■ Exercise description ■
Copy out every record below exactly as written, but leave out any pictures.

■ Recorded information ■
========
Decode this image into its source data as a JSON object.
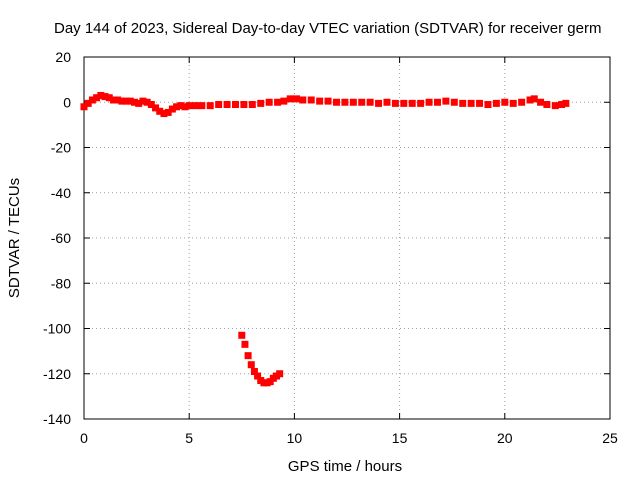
{
  "chart_data": {
    "type": "scatter",
    "title": "Day 144 of 2023, Sidereal Day-to-day VTEC variation (SDTVAR) for receiver germ",
    "xlabel": "GPS time / hours",
    "ylabel": "SDTVAR / TECUs",
    "xlim": [
      0,
      25
    ],
    "ylim": [
      -140,
      20
    ],
    "xticks": [
      0,
      5,
      10,
      15,
      20,
      25
    ],
    "yticks": [
      20,
      0,
      -20,
      -40,
      -60,
      -80,
      -100,
      -120,
      -140
    ],
    "grid": true,
    "series_color": "#ff0000",
    "series": [
      {
        "points": [
          [
            0.0,
            -2
          ],
          [
            0.2,
            -0.5
          ],
          [
            0.4,
            1
          ],
          [
            0.6,
            2
          ],
          [
            0.8,
            3
          ],
          [
            1.0,
            2.5
          ],
          [
            1.2,
            2
          ],
          [
            1.4,
            1
          ],
          [
            1.6,
            1
          ],
          [
            1.8,
            0.5
          ],
          [
            2.0,
            0.5
          ],
          [
            2.2,
            0.5
          ],
          [
            2.4,
            0
          ],
          [
            2.6,
            -0.5
          ],
          [
            2.8,
            0.5
          ],
          [
            3.0,
            0
          ],
          [
            3.2,
            -1
          ],
          [
            3.4,
            -2.5
          ],
          [
            3.6,
            -4
          ],
          [
            3.8,
            -5
          ],
          [
            4.0,
            -4.5
          ],
          [
            4.2,
            -3
          ],
          [
            4.4,
            -2
          ],
          [
            4.6,
            -1.5
          ],
          [
            4.8,
            -2
          ],
          [
            5.0,
            -1.5
          ],
          [
            5.3,
            -1.5
          ],
          [
            5.6,
            -1.5
          ],
          [
            6.0,
            -1.5
          ],
          [
            6.4,
            -1
          ],
          [
            6.8,
            -1
          ],
          [
            7.2,
            -1
          ],
          [
            7.6,
            -1
          ],
          [
            8.0,
            -1
          ],
          [
            8.4,
            -0.5
          ],
          [
            8.8,
            0
          ],
          [
            9.2,
            0
          ],
          [
            9.5,
            0.5
          ],
          [
            9.8,
            1.5
          ],
          [
            10.1,
            1.5
          ],
          [
            10.4,
            1
          ],
          [
            10.8,
            1
          ],
          [
            11.2,
            0.5
          ],
          [
            11.6,
            0.5
          ],
          [
            12.0,
            0
          ],
          [
            12.4,
            0
          ],
          [
            12.8,
            0
          ],
          [
            13.2,
            0
          ],
          [
            13.6,
            0
          ],
          [
            14.0,
            -0.5
          ],
          [
            14.4,
            0
          ],
          [
            14.8,
            -0.5
          ],
          [
            15.2,
            -0.5
          ],
          [
            15.6,
            -0.5
          ],
          [
            16.0,
            -0.5
          ],
          [
            16.4,
            0
          ],
          [
            16.8,
            0
          ],
          [
            17.2,
            0.5
          ],
          [
            17.6,
            0
          ],
          [
            18.0,
            -0.5
          ],
          [
            18.4,
            -0.5
          ],
          [
            18.8,
            -0.5
          ],
          [
            19.2,
            -1
          ],
          [
            19.6,
            -0.5
          ],
          [
            20.0,
            0
          ],
          [
            20.4,
            -0.5
          ],
          [
            20.8,
            0
          ],
          [
            21.2,
            1
          ],
          [
            21.4,
            1.5
          ],
          [
            21.7,
            0
          ],
          [
            22.0,
            -1
          ],
          [
            22.4,
            -1.5
          ],
          [
            22.7,
            -1
          ],
          [
            22.9,
            -0.5
          ],
          [
            7.5,
            -103
          ],
          [
            7.65,
            -107
          ],
          [
            7.8,
            -112
          ],
          [
            7.95,
            -116
          ],
          [
            8.1,
            -119
          ],
          [
            8.25,
            -121
          ],
          [
            8.4,
            -123
          ],
          [
            8.55,
            -124
          ],
          [
            8.7,
            -124
          ],
          [
            8.85,
            -123.5
          ],
          [
            9.0,
            -122
          ],
          [
            9.15,
            -121
          ],
          [
            9.3,
            -120
          ]
        ]
      }
    ]
  }
}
========
■ Solution ■
Decode this image into its source data as a JSON object.
{
  "chart_data": {
    "type": "scatter",
    "title": "Day 144 of 2023, Sidereal Day-to-day VTEC variation (SDTVAR) for receiver germ",
    "xlabel": "GPS time / hours",
    "ylabel": "SDTVAR / TECUs",
    "xlim": [
      0,
      25
    ],
    "ylim": [
      -140,
      20
    ],
    "xticks": [
      0,
      5,
      10,
      15,
      20,
      25
    ],
    "yticks": [
      20,
      0,
      -20,
      -40,
      -60,
      -80,
      -100,
      -120,
      -140
    ],
    "grid": true,
    "series_color": "#ff0000",
    "series": [
      {
        "points": [
          [
            0.0,
            -2
          ],
          [
            0.2,
            -0.5
          ],
          [
            0.4,
            1
          ],
          [
            0.6,
            2
          ],
          [
            0.8,
            3
          ],
          [
            1.0,
            2.5
          ],
          [
            1.2,
            2
          ],
          [
            1.4,
            1
          ],
          [
            1.6,
            1
          ],
          [
            1.8,
            0.5
          ],
          [
            2.0,
            0.5
          ],
          [
            2.2,
            0.5
          ],
          [
            2.4,
            0
          ],
          [
            2.6,
            -0.5
          ],
          [
            2.8,
            0.5
          ],
          [
            3.0,
            0
          ],
          [
            3.2,
            -1
          ],
          [
            3.4,
            -2.5
          ],
          [
            3.6,
            -4
          ],
          [
            3.8,
            -5
          ],
          [
            4.0,
            -4.5
          ],
          [
            4.2,
            -3
          ],
          [
            4.4,
            -2
          ],
          [
            4.6,
            -1.5
          ],
          [
            4.8,
            -2
          ],
          [
            5.0,
            -1.5
          ],
          [
            5.3,
            -1.5
          ],
          [
            5.6,
            -1.5
          ],
          [
            6.0,
            -1.5
          ],
          [
            6.4,
            -1
          ],
          [
            6.8,
            -1
          ],
          [
            7.2,
            -1
          ],
          [
            7.6,
            -1
          ],
          [
            8.0,
            -1
          ],
          [
            8.4,
            -0.5
          ],
          [
            8.8,
            0
          ],
          [
            9.2,
            0
          ],
          [
            9.5,
            0.5
          ],
          [
            9.8,
            1.5
          ],
          [
            10.1,
            1.5
          ],
          [
            10.4,
            1
          ],
          [
            10.8,
            1
          ],
          [
            11.2,
            0.5
          ],
          [
            11.6,
            0.5
          ],
          [
            12.0,
            0
          ],
          [
            12.4,
            0
          ],
          [
            12.8,
            0
          ],
          [
            13.2,
            0
          ],
          [
            13.6,
            0
          ],
          [
            14.0,
            -0.5
          ],
          [
            14.4,
            0
          ],
          [
            14.8,
            -0.5
          ],
          [
            15.2,
            -0.5
          ],
          [
            15.6,
            -0.5
          ],
          [
            16.0,
            -0.5
          ],
          [
            16.4,
            0
          ],
          [
            16.8,
            0
          ],
          [
            17.2,
            0.5
          ],
          [
            17.6,
            0
          ],
          [
            18.0,
            -0.5
          ],
          [
            18.4,
            -0.5
          ],
          [
            18.8,
            -0.5
          ],
          [
            19.2,
            -1
          ],
          [
            19.6,
            -0.5
          ],
          [
            20.0,
            0
          ],
          [
            20.4,
            -0.5
          ],
          [
            20.8,
            0
          ],
          [
            21.2,
            1
          ],
          [
            21.4,
            1.5
          ],
          [
            21.7,
            0
          ],
          [
            22.0,
            -1
          ],
          [
            22.4,
            -1.5
          ],
          [
            22.7,
            -1
          ],
          [
            22.9,
            -0.5
          ],
          [
            7.5,
            -103
          ],
          [
            7.65,
            -107
          ],
          [
            7.8,
            -112
          ],
          [
            7.95,
            -116
          ],
          [
            8.1,
            -119
          ],
          [
            8.25,
            -121
          ],
          [
            8.4,
            -123
          ],
          [
            8.55,
            -124
          ],
          [
            8.7,
            -124
          ],
          [
            8.85,
            -123.5
          ],
          [
            9.0,
            -122
          ],
          [
            9.15,
            -121
          ],
          [
            9.3,
            -120
          ]
        ]
      }
    ]
  }
}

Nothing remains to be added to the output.